Copy every line with the string "NFIs" in it.

+++ Input material +++

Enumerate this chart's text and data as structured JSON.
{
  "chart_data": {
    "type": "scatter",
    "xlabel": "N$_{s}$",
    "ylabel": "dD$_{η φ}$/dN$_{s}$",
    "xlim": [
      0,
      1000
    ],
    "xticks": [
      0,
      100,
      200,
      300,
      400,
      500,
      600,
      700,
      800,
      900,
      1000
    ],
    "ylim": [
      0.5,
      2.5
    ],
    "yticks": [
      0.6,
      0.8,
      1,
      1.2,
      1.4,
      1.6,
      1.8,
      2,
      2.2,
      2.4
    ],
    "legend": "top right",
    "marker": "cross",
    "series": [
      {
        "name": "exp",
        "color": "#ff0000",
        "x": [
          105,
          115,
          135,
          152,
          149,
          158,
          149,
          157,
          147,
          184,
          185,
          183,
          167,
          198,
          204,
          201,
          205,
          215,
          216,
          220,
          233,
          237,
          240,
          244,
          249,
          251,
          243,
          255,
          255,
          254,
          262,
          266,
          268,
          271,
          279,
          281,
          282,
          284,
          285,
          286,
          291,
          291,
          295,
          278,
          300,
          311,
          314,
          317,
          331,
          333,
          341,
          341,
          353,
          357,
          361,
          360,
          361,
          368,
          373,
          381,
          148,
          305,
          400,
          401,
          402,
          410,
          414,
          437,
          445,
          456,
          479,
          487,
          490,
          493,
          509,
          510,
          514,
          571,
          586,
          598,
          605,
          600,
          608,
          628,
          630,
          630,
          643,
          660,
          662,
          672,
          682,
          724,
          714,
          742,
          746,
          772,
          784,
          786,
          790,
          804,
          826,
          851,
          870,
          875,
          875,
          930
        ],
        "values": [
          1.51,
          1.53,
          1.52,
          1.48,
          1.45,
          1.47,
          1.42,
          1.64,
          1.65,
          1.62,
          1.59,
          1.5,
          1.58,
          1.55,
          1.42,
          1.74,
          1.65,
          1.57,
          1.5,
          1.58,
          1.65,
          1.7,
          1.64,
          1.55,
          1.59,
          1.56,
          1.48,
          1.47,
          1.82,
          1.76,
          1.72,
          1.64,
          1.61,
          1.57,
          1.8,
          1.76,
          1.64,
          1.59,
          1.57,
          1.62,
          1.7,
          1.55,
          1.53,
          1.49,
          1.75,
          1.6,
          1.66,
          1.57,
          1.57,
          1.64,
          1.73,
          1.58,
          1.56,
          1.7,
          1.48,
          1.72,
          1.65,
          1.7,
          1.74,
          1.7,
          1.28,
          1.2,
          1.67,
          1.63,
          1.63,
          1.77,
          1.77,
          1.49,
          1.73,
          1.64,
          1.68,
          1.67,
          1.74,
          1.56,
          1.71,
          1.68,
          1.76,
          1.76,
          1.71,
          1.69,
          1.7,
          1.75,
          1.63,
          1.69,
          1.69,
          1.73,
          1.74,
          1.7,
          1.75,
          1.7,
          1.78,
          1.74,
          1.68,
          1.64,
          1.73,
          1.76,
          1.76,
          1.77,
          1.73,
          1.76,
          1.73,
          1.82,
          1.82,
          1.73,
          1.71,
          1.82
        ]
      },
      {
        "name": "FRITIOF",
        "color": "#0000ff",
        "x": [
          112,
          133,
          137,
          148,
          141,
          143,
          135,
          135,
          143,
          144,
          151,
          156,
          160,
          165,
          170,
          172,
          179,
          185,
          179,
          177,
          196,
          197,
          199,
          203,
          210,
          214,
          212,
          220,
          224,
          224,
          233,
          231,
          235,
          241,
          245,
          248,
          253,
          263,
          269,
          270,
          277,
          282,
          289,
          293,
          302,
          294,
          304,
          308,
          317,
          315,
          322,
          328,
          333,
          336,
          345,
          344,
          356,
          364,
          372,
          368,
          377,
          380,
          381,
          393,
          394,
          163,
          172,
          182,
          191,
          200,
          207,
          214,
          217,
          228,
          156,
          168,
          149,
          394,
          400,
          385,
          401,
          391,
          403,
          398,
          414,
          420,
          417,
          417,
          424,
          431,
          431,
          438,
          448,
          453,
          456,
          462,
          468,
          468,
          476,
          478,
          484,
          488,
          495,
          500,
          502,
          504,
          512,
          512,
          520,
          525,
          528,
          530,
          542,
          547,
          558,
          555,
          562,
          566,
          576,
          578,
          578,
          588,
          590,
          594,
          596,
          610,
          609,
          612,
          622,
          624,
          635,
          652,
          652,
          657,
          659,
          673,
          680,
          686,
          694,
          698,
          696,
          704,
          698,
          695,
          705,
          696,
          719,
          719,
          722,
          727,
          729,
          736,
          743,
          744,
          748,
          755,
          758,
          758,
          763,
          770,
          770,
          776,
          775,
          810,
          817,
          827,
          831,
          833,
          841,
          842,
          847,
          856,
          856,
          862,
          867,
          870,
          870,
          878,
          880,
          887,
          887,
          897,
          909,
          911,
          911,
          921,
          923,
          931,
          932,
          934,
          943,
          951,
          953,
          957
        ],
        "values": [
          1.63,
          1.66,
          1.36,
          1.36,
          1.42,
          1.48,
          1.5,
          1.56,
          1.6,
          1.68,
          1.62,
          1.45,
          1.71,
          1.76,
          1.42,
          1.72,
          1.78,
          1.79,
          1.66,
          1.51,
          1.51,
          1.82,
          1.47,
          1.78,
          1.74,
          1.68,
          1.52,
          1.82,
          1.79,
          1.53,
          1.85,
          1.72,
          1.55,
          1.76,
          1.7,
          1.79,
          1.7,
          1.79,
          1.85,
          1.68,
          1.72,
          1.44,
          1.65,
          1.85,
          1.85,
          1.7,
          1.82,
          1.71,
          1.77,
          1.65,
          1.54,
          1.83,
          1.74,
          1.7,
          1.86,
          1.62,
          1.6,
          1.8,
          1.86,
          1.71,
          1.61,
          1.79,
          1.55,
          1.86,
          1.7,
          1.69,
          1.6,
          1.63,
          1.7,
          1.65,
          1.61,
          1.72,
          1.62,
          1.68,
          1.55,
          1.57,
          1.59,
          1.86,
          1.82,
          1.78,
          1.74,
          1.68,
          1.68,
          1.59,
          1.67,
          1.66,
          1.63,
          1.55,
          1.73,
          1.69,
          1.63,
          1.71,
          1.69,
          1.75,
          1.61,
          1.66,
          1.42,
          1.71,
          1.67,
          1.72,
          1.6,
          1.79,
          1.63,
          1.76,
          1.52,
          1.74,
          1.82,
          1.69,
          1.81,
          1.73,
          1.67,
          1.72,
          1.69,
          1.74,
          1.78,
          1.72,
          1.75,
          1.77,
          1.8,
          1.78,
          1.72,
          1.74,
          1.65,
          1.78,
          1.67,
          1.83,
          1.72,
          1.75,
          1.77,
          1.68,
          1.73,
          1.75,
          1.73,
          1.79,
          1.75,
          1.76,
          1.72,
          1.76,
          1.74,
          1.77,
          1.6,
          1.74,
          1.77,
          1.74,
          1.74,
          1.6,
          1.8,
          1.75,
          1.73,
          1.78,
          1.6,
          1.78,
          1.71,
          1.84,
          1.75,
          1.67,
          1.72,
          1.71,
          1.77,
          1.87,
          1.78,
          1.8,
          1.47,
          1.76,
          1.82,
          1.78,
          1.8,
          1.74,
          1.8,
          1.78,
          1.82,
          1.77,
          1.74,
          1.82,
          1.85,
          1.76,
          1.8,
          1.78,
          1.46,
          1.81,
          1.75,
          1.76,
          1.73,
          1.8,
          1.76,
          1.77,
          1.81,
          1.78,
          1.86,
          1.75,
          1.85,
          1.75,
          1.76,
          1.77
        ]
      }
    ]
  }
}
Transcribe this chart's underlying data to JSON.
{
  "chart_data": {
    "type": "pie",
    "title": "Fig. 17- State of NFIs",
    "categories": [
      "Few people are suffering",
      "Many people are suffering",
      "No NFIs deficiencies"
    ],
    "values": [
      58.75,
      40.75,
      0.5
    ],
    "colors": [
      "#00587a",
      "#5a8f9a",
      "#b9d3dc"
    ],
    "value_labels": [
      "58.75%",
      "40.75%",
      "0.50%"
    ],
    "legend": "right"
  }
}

+++

- **Exercise answer**:
    "title": "Fig. 17- State of NFIs",
      "No NFIs deficiencies"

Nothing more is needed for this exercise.